━━━━━ Records provided
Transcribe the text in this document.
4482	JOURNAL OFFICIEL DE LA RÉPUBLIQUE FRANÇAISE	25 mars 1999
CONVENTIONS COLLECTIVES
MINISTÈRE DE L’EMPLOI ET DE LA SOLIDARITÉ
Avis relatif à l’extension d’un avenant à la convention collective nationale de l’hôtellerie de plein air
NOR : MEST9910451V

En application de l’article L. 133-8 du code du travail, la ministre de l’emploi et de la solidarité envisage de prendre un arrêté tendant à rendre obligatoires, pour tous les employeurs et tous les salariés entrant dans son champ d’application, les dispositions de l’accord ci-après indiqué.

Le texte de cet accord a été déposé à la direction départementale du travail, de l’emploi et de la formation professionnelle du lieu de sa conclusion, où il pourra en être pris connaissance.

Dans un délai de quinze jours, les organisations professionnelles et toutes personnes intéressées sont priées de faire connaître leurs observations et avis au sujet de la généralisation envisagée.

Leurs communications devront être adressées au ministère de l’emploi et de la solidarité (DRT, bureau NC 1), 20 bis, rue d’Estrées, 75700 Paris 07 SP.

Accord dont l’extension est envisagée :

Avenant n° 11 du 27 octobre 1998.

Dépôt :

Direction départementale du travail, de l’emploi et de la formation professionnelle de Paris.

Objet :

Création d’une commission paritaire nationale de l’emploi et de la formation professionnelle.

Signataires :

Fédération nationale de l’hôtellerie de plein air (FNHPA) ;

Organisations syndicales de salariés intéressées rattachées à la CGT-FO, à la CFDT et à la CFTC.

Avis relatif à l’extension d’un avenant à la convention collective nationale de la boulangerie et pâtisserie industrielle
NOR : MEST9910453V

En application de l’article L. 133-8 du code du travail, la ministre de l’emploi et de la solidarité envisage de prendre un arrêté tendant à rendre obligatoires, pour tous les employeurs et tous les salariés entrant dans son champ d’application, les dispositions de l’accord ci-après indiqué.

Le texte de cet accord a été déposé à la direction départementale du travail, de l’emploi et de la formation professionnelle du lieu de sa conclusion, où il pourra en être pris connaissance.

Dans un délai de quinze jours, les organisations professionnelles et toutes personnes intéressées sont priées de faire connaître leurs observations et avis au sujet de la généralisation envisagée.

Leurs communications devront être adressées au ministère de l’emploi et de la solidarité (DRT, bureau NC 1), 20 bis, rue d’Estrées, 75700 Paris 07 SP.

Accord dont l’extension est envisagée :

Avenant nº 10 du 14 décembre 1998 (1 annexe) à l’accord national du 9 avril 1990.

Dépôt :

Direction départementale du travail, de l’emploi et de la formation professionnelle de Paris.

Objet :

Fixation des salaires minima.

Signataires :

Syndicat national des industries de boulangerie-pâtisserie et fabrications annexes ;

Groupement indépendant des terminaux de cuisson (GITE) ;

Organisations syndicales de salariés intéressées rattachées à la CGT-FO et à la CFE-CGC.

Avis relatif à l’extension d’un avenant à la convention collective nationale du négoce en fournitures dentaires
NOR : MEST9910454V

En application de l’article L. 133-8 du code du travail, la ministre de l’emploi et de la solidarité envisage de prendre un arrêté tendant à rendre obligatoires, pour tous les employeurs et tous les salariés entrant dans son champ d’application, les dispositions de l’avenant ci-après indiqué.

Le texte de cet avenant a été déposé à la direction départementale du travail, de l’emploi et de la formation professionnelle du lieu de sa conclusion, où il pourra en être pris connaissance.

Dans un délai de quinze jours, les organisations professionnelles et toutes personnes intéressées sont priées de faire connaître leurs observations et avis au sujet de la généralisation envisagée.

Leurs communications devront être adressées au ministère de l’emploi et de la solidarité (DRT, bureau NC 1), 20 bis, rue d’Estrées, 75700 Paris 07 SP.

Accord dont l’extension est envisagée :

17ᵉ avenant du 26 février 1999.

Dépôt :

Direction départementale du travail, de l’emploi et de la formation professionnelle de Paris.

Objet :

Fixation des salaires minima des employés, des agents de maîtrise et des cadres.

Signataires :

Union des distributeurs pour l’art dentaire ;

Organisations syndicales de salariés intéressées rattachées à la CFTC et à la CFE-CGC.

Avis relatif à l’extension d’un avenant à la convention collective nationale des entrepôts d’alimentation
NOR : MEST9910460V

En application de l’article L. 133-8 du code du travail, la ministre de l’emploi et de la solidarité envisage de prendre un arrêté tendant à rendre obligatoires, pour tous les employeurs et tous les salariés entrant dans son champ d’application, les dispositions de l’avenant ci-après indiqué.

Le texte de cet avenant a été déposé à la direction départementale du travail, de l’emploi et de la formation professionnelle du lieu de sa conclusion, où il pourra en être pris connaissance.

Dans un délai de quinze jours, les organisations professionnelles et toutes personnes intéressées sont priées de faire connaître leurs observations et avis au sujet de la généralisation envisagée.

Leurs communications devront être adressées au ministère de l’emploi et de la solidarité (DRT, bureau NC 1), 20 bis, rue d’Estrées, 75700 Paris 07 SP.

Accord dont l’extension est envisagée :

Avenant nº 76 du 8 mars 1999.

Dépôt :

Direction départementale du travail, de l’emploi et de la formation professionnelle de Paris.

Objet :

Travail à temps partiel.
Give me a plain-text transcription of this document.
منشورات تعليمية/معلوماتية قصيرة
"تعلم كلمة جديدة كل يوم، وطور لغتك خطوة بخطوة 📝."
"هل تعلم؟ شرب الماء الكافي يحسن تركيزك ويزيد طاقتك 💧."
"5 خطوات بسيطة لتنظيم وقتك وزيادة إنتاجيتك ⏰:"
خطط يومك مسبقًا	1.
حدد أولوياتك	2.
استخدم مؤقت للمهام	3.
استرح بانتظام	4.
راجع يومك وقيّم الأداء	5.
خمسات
━━━━━━━━━━
Stated exercise:
Output the records above in their entirety, exactly.

Answer in full:
Transcribe the text in this document.
4482	JOURNAL OFFICIEL DE LA RÉPUBLIQUE FRANÇAISE	25 mars 1999
CONVENTIONS COLLECTIVES
MINISTÈRE DE L’EMPLOI ET DE LA SOLIDARITÉ
Avis relatif à l’extension d’un avenant à la convention collective nationale de l’hôtellerie de plein air
NOR : MEST9910451V

En application de l’article L. 133-8 du code du travail, la ministre de l’emploi et de la solidarité envisage de prendre un arrêté tendant à rendre obligatoires, pour tous les employeurs et tous les salariés entrant dans son champ d’application, les dispositions de l’accord ci-après indiqué.

Le texte de cet accord a été déposé à la direction départementale du travail, de l’emploi et de la formation professionnelle du lieu de sa conclusion, où il pourra en être pris connaissance.

Dans un délai de quinze jours, les organisations professionnelles et toutes personnes intéressées sont priées de faire connaître leurs observations et avis au sujet de la généralisation envisagée.

Leurs communications devront être adressées au ministère de l’emploi et de la solidarité (DRT, bureau NC 1), 20 bis, rue d’Estrées, 75700 Paris 07 SP.

Accord dont l’extension est envisagée :

Avenant n° 11 du 27 octobre 1998.

Dépôt :

Direction départementale du travail, de l’emploi et de la formation professionnelle de Paris.

Objet :

Création d’une commission paritaire nationale de l’emploi et de la formation professionnelle.

Signataires :

Fédération nationale de l’hôtellerie de plein air (FNHPA) ;

Organisations syndicales de salariés intéressées rattachées à la CGT-FO, à la CFDT et à la CFTC.

Avis relatif à l’extension d’un avenant à la convention collective nationale de la boulangerie et pâtisserie industrielle
NOR : MEST9910453V

En application de l’article L. 133-8 du code du travail, la ministre de l’emploi et de la solidarité envisage de prendre un arrêté tendant à rendre obligatoires, pour tous les employeurs et tous les salariés entrant dans son champ d’application, les dispositions de l’accord ci-après indiqué.

Le texte de cet accord a été déposé à la direction départementale du travail, de l’emploi et de la formation professionnelle du lieu de sa conclusion, où il pourra en être pris connaissance.

Dans un délai de quinze jours, les organisations professionnelles et toutes personnes intéressées sont priées de faire connaître leurs observations et avis au sujet de la généralisation envisagée.

Leurs communications devront être adressées au ministère de l’emploi et de la solidarité (DRT, bureau NC 1), 20 bis, rue d’Estrées, 75700 Paris 07 SP.

Accord dont l’extension est envisagée :

Avenant nº 10 du 14 décembre 1998 (1 annexe) à l’accord national du 9 avril 1990.

Dépôt :

Direction départementale du travail, de l’emploi et de la formation professionnelle de Paris.

Objet :

Fixation des salaires minima.

Signataires :

Syndicat national des industries de boulangerie-pâtisserie et fabrications annexes ;

Groupement indépendant des terminaux de cuisson (GITE) ;

Organisations syndicales de salariés intéressées rattachées à la CGT-FO et à la CFE-CGC.

Avis relatif à l’extension d’un avenant à la convention collective nationale du négoce en fournitures dentaires
NOR : MEST9910454V

En application de l’article L. 133-8 du code du travail, la ministre de l’emploi et de la solidarité envisage de prendre un arrêté tendant à rendre obligatoires, pour tous les employeurs et tous les salariés entrant dans son champ d’application, les dispositions de l’avenant ci-après indiqué.

Le texte de cet avenant a été déposé à la direction départementale du travail, de l’emploi et de la formation professionnelle du lieu de sa conclusion, où il pourra en être pris connaissance.

Dans un délai de quinze jours, les organisations professionnelles et toutes personnes intéressées sont priées de faire connaître leurs observations et avis au sujet de la généralisation envisagée.

Leurs communications devront être adressées au ministère de l’emploi et de la solidarité (DRT, bureau NC 1), 20 bis, rue d’Estrées, 75700 Paris 07 SP.

Accord dont l’extension est envisagée :

17ᵉ avenant du 26 février 1999.

Dépôt :

Direction départementale du travail, de l’emploi et de la formation professionnelle de Paris.

Objet :

Fixation des salaires minima des employés, des agents de maîtrise et des cadres.

Signataires :

Union des distributeurs pour l’art dentaire ;

Organisations syndicales de salariés intéressées rattachées à la CFTC et à la CFE-CGC.

Avis relatif à l’extension d’un avenant à la convention collective nationale des entrepôts d’alimentation
NOR : MEST9910460V

En application de l’article L. 133-8 du code du travail, la ministre de l’emploi et de la solidarité envisage de prendre un arrêté tendant à rendre obligatoires, pour tous les employeurs et tous les salariés entrant dans son champ d’application, les dispositions de l’avenant ci-après indiqué.

Le texte de cet avenant a été déposé à la direction départementale du travail, de l’emploi et de la formation professionnelle du lieu de sa conclusion, où il pourra en être pris connaissance.

Dans un délai de quinze jours, les organisations professionnelles et toutes personnes intéressées sont priées de faire connaître leurs observations et avis au sujet de la généralisation envisagée.

Leurs communications devront être adressées au ministère de l’emploi et de la solidarité (DRT, bureau NC 1), 20 bis, rue d’Estrées, 75700 Paris 07 SP.

Accord dont l’extension est envisagée :

Avenant nº 76 du 8 mars 1999.

Dépôt :

Direction départementale du travail, de l’emploi et de la formation professionnelle de Paris.

Objet :

Travail à temps partiel.
Give me a plain-text transcription of this document.
منشورات تعليمية/معلوماتية قصيرة
"تعلم كلمة جديدة كل يوم، وطور لغتك خطوة بخطوة 📝."
"هل تعلم؟ شرب الماء الكافي يحسن تركيزك ويزيد طاقتك 💧."
"5 خطوات بسيطة لتنظيم وقتك وزيادة إنتاجيتك ⏰:"
خطط يومك مسبقًا	1.
حدد أولوياتك	2.
استخدم مؤقت للمهام	3.
استرح بانتظام	4.
راجع يومك وقيّم الأداء	5.
خمسات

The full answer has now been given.